● Task description
Return all of the data exactly as written, without the pictures.

● Dataset items
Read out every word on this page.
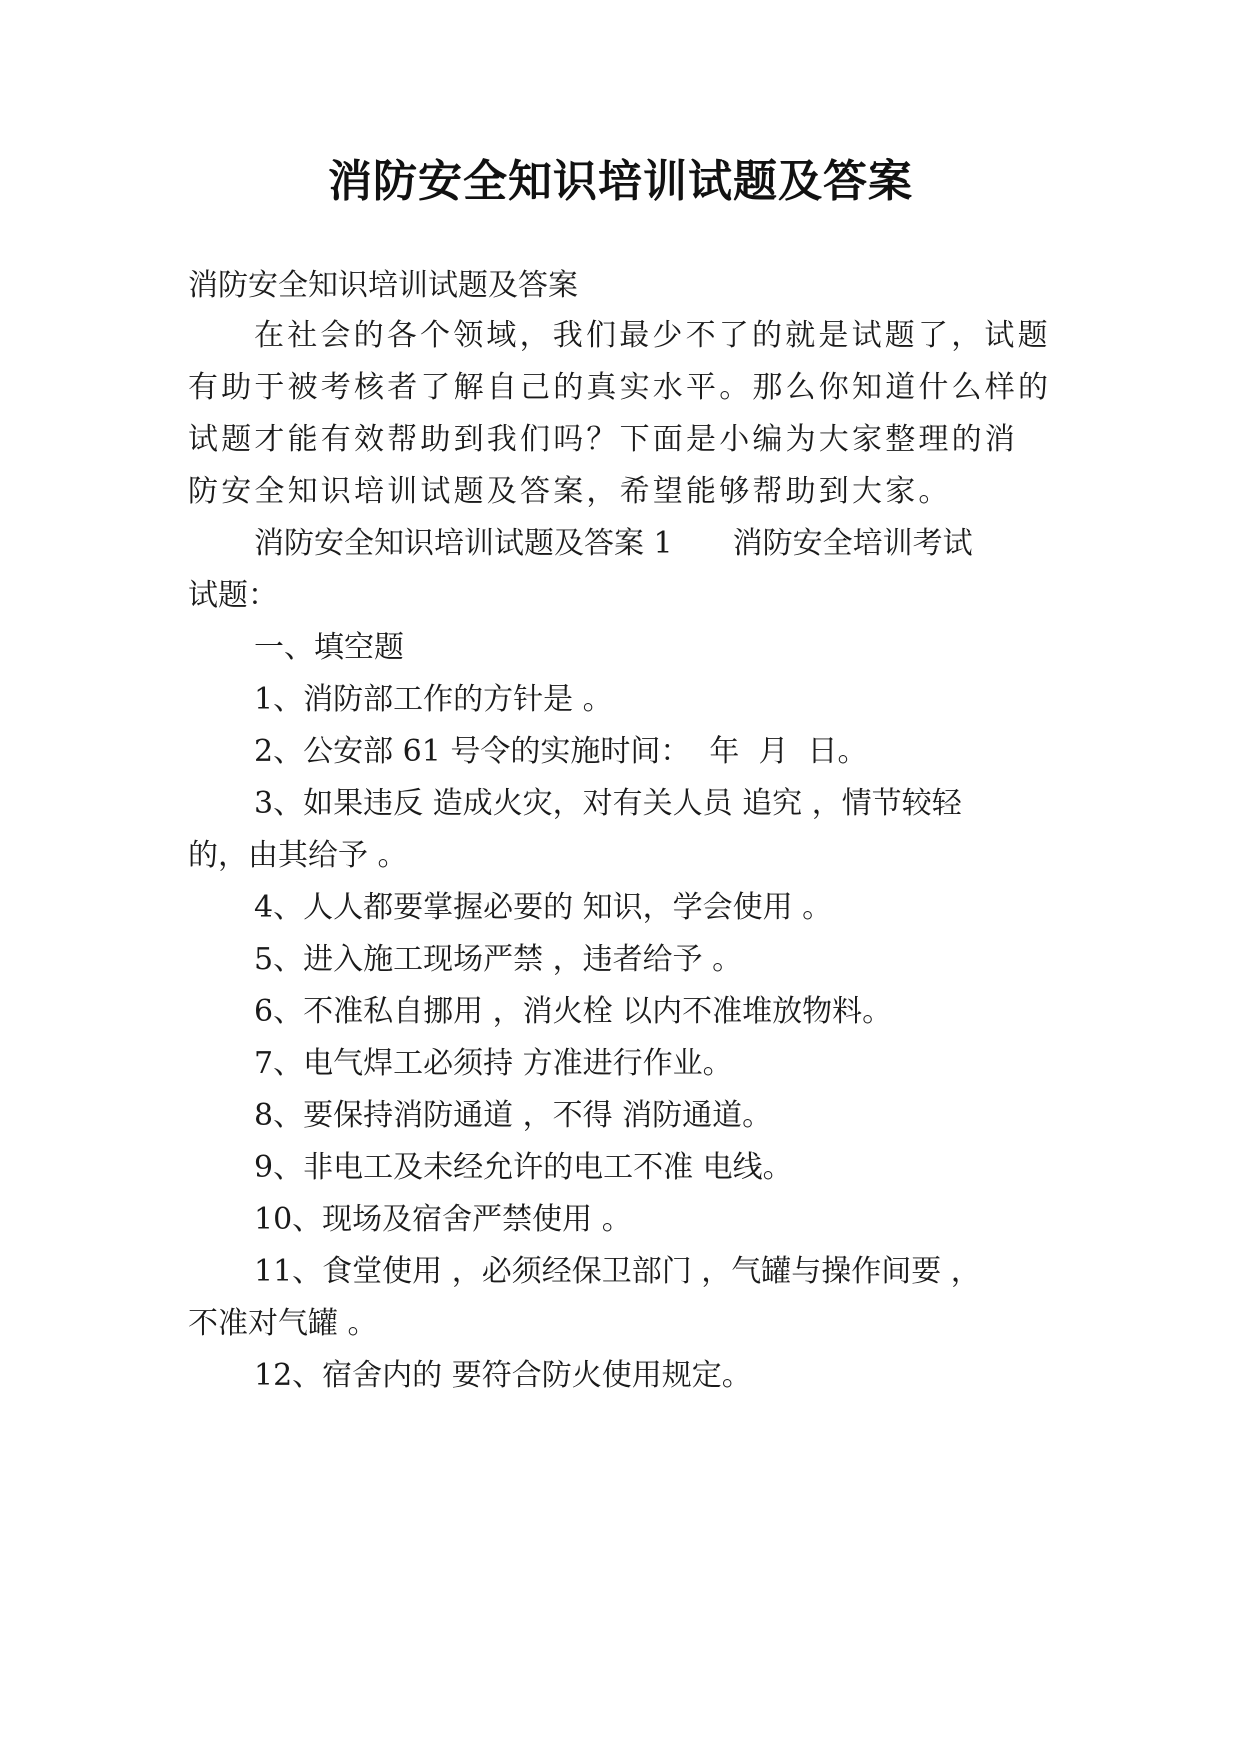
消防安全知识培训试题及答案

消防安全知识培训试题及答案

在社会的各个领域，我们最少不了的就是试题了，试题

有助于被考核者了解自己的真实水平。那么你知道什么样的

试题才能有效帮助到我们吗？下面是小编为大家整理的消

防安全知识培训试题及答案，希望能够帮助到大家。

消防安全知识培训试题及答案 1　　消防安全培训考试

试题：

一、填空题

1、消防部工作的方针是 。

2、公安部 61 号令的实施时间：  年  月  日。

3、如果违反 造成火灾，对有关人员 追究 ，情节较轻

的，由其给予 。

4、人人都要掌握必要的 知识，学会使用 。

5、进入施工现场严禁 ，违者给予 。

6、不准私自挪用 ，消火栓 以内不准堆放物料。

7、电气焊工必须持 方准进行作业。

8、要保持消防通道 ，不得 消防通道。

9、非电工及未经允许的电工不准 电线。

10、现场及宿舍严禁使用 。

11、食堂使用 ，必须经保卫部门 ，气罐与操作间要 ，

不准对气罐 。

12、宿舍内的 要符合防火使用规定。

● Finished exercise
Read out every word on this page.
消防安全知识培训试题及答案

消防安全知识培训试题及答案

在社会的各个领域，我们最少不了的就是试题了，试题

有助于被考核者了解自己的真实水平。那么你知道什么样的

试题才能有效帮助到我们吗？下面是小编为大家整理的消

防安全知识培训试题及答案，希望能够帮助到大家。

消防安全知识培训试题及答案 1　　消防安全培训考试

试题：

一、填空题

1、消防部工作的方针是 。

2、公安部 61 号令的实施时间：  年  月  日。

3、如果违反 造成火灾，对有关人员 追究 ，情节较轻

的，由其给予 。

4、人人都要掌握必要的 知识，学会使用 。

5、进入施工现场严禁 ，违者给予 。

6、不准私自挪用 ，消火栓 以内不准堆放物料。

7、电气焊工必须持 方准进行作业。

8、要保持消防通道 ，不得 消防通道。

9、非电工及未经允许的电工不准 电线。

10、现场及宿舍严禁使用 。

11、食堂使用 ，必须经保卫部门 ，气罐与操作间要 ，

不准对气罐 。

12、宿舍内的 要符合防火使用规定。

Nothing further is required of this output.